> **AIM OF THE EXERCISE**:
Return the full listing below, unchanged.

> **DATA TO PROCESS**:
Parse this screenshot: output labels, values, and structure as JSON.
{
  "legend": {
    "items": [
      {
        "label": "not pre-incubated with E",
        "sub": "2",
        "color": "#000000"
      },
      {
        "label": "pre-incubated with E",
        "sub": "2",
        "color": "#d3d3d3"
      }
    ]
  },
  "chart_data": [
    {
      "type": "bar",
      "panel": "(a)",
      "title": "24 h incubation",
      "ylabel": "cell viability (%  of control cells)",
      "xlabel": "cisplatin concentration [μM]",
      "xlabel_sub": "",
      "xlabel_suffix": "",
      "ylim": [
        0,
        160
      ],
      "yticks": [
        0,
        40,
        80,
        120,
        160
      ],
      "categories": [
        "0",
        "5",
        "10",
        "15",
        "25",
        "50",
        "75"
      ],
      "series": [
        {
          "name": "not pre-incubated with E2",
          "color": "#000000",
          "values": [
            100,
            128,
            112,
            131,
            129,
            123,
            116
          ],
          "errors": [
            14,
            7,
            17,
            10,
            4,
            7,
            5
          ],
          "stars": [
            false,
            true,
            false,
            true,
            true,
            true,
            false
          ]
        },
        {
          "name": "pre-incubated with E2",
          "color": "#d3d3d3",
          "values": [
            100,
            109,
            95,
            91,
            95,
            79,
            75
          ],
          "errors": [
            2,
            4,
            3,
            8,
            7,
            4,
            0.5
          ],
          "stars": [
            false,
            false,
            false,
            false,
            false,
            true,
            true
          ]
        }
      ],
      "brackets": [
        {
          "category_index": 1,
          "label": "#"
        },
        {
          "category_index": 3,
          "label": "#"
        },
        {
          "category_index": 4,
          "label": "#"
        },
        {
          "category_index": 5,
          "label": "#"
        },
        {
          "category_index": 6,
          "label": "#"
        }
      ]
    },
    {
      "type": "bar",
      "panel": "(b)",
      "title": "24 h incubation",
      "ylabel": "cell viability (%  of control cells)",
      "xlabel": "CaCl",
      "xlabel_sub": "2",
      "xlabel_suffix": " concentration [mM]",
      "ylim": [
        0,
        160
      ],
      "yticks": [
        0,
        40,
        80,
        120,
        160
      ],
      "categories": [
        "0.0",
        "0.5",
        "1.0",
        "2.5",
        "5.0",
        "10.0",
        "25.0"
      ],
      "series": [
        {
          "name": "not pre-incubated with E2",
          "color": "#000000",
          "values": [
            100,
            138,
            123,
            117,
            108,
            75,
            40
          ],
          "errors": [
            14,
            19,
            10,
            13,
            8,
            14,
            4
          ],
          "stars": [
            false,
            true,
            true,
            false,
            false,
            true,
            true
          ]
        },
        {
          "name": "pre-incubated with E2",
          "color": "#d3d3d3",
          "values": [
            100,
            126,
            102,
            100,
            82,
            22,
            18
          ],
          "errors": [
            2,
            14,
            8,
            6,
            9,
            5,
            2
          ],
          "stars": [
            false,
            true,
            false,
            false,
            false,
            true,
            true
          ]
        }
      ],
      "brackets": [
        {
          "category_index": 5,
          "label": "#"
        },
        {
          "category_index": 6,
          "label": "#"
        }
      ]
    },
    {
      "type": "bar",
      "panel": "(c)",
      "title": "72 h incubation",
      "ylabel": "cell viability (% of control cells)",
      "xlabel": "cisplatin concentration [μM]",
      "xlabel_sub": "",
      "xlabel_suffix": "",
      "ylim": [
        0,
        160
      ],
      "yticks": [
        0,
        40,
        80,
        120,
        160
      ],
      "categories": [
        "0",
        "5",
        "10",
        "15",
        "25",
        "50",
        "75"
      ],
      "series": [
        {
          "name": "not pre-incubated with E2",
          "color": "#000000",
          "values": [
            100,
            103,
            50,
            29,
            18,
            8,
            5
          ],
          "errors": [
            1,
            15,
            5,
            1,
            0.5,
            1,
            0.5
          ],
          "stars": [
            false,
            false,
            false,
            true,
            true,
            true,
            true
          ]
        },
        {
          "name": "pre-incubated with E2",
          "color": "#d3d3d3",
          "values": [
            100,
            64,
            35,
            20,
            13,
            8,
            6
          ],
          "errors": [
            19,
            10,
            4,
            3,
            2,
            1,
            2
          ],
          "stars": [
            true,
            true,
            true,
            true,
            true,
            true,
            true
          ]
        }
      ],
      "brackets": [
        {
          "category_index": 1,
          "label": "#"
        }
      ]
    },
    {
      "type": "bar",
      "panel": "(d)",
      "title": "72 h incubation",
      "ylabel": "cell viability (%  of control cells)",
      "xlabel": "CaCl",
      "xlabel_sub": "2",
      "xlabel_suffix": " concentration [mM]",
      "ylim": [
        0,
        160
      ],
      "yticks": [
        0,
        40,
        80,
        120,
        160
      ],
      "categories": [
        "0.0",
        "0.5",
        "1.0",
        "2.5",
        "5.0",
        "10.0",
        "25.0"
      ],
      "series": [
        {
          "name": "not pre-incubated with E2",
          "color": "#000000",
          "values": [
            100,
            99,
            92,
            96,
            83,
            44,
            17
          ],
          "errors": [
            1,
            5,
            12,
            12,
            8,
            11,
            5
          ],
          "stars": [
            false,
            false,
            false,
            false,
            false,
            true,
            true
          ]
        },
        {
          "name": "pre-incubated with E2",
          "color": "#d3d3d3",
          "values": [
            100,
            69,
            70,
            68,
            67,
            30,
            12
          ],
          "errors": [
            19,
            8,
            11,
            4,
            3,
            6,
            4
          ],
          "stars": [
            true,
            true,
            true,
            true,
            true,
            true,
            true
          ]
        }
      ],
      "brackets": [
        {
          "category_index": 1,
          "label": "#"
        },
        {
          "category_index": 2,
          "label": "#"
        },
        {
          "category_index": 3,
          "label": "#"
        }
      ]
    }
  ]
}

> **TASK SOLUTION**:
Parse this screenshot: output labels, values, and structure as JSON.
{
  "legend": {
    "items": [
      {
        "label": "not pre-incubated with E",
        "sub": "2",
        "color": "#000000"
      },
      {
        "label": "pre-incubated with E",
        "sub": "2",
        "color": "#d3d3d3"
      }
    ]
  },
  "chart_data": [
    {
      "type": "bar",
      "panel": "(a)",
      "title": "24 h incubation",
      "ylabel": "cell viability (%  of control cells)",
      "xlabel": "cisplatin concentration [μM]",
      "xlabel_sub": "",
      "xlabel_suffix": "",
      "ylim": [
        0,
        160
      ],
      "yticks": [
        0,
        40,
        80,
        120,
        160
      ],
      "categories": [
        "0",
        "5",
        "10",
        "15",
        "25",
        "50",
        "75"
      ],
      "series": [
        {
          "name": "not pre-incubated with E2",
          "color": "#000000",
          "values": [
            100,
            128,
            112,
            131,
            129,
            123,
            116
          ],
          "errors": [
            14,
            7,
            17,
            10,
            4,
            7,
            5
          ],
          "stars": [
            false,
            true,
            false,
            true,
            true,
            true,
            false
          ]
        },
        {
          "name": "pre-incubated with E2",
          "color": "#d3d3d3",
          "values": [
            100,
            109,
            95,
            91,
            95,
            79,
            75
          ],
          "errors": [
            2,
            4,
            3,
            8,
            7,
            4,
            0.5
          ],
          "stars": [
            false,
            false,
            false,
            false,
            false,
            true,
            true
          ]
        }
      ],
      "brackets": [
        {
          "category_index": 1,
          "label": "#"
        },
        {
          "category_index": 3,
          "label": "#"
        },
        {
          "category_index": 4,
          "label": "#"
        },
        {
          "category_index": 5,
          "label": "#"
        },
        {
          "category_index": 6,
          "label": "#"
        }
      ]
    },
    {
      "type": "bar",
      "panel": "(b)",
      "title": "24 h incubation",
      "ylabel": "cell viability (%  of control cells)",
      "xlabel": "CaCl",
      "xlabel_sub": "2",
      "xlabel_suffix": " concentration [mM]",
      "ylim": [
        0,
        160
      ],
      "yticks": [
        0,
        40,
        80,
        120,
        160
      ],
      "categories": [
        "0.0",
        "0.5",
        "1.0",
        "2.5",
        "5.0",
        "10.0",
        "25.0"
      ],
      "series": [
        {
          "name": "not pre-incubated with E2",
          "color": "#000000",
          "values": [
            100,
            138,
            123,
            117,
            108,
            75,
            40
          ],
          "errors": [
            14,
            19,
            10,
            13,
            8,
            14,
            4
          ],
          "stars": [
            false,
            true,
            true,
            false,
            false,
            true,
            true
          ]
        },
        {
          "name": "pre-incubated with E2",
          "color": "#d3d3d3",
          "values": [
            100,
            126,
            102,
            100,
            82,
            22,
            18
          ],
          "errors": [
            2,
            14,
            8,
            6,
            9,
            5,
            2
          ],
          "stars": [
            false,
            true,
            false,
            false,
            false,
            true,
            true
          ]
        }
      ],
      "brackets": [
        {
          "category_index": 5,
          "label": "#"
        },
        {
          "category_index": 6,
          "label": "#"
        }
      ]
    },
    {
      "type": "bar",
      "panel": "(c)",
      "title": "72 h incubation",
      "ylabel": "cell viability (% of control cells)",
      "xlabel": "cisplatin concentration [μM]",
      "xlabel_sub": "",
      "xlabel_suffix": "",
      "ylim": [
        0,
        160
      ],
      "yticks": [
        0,
        40,
        80,
        120,
        160
      ],
      "categories": [
        "0",
        "5",
        "10",
        "15",
        "25",
        "50",
        "75"
      ],
      "series": [
        {
          "name": "not pre-incubated with E2",
          "color": "#000000",
          "values": [
            100,
            103,
            50,
            29,
            18,
            8,
            5
          ],
          "errors": [
            1,
            15,
            5,
            1,
            0.5,
            1,
            0.5
          ],
          "stars": [
            false,
            false,
            false,
            true,
            true,
            true,
            true
          ]
        },
        {
          "name": "pre-incubated with E2",
          "color": "#d3d3d3",
          "values": [
            100,
            64,
            35,
            20,
            13,
            8,
            6
          ],
          "errors": [
            19,
            10,
            4,
            3,
            2,
            1,
            2
          ],
          "stars": [
            true,
            true,
            true,
            true,
            true,
            true,
            true
          ]
        }
      ],
      "brackets": [
        {
          "category_index": 1,
          "label": "#"
        }
      ]
    },
    {
      "type": "bar",
      "panel": "(d)",
      "title": "72 h incubation",
      "ylabel": "cell viability (%  of control cells)",
      "xlabel": "CaCl",
      "xlabel_sub": "2",
      "xlabel_suffix": " concentration [mM]",
      "ylim": [
        0,
        160
      ],
      "yticks": [
        0,
        40,
        80,
        120,
        160
      ],
      "categories": [
        "0.0",
        "0.5",
        "1.0",
        "2.5",
        "5.0",
        "10.0",
        "25.0"
      ],
      "series": [
        {
          "name": "not pre-incubated with E2",
          "color": "#000000",
          "values": [
            100,
            99,
            92,
            96,
            83,
            44,
            17
          ],
          "errors": [
            1,
            5,
            12,
            12,
            8,
            11,
            5
          ],
          "stars": [
            false,
            false,
            false,
            false,
            false,
            true,
            true
          ]
        },
        {
          "name": "pre-incubated with E2",
          "color": "#d3d3d3",
          "values": [
            100,
            69,
            70,
            68,
            67,
            30,
            12
          ],
          "errors": [
            19,
            8,
            11,
            4,
            3,
            6,
            4
          ],
          "stars": [
            true,
            true,
            true,
            true,
            true,
            true,
            true
          ]
        }
      ],
      "brackets": [
        {
          "category_index": 1,
          "label": "#"
        },
        {
          "category_index": 2,
          "label": "#"
        },
        {
          "category_index": 3,
          "label": "#"
        }
      ]
    }
  ]
}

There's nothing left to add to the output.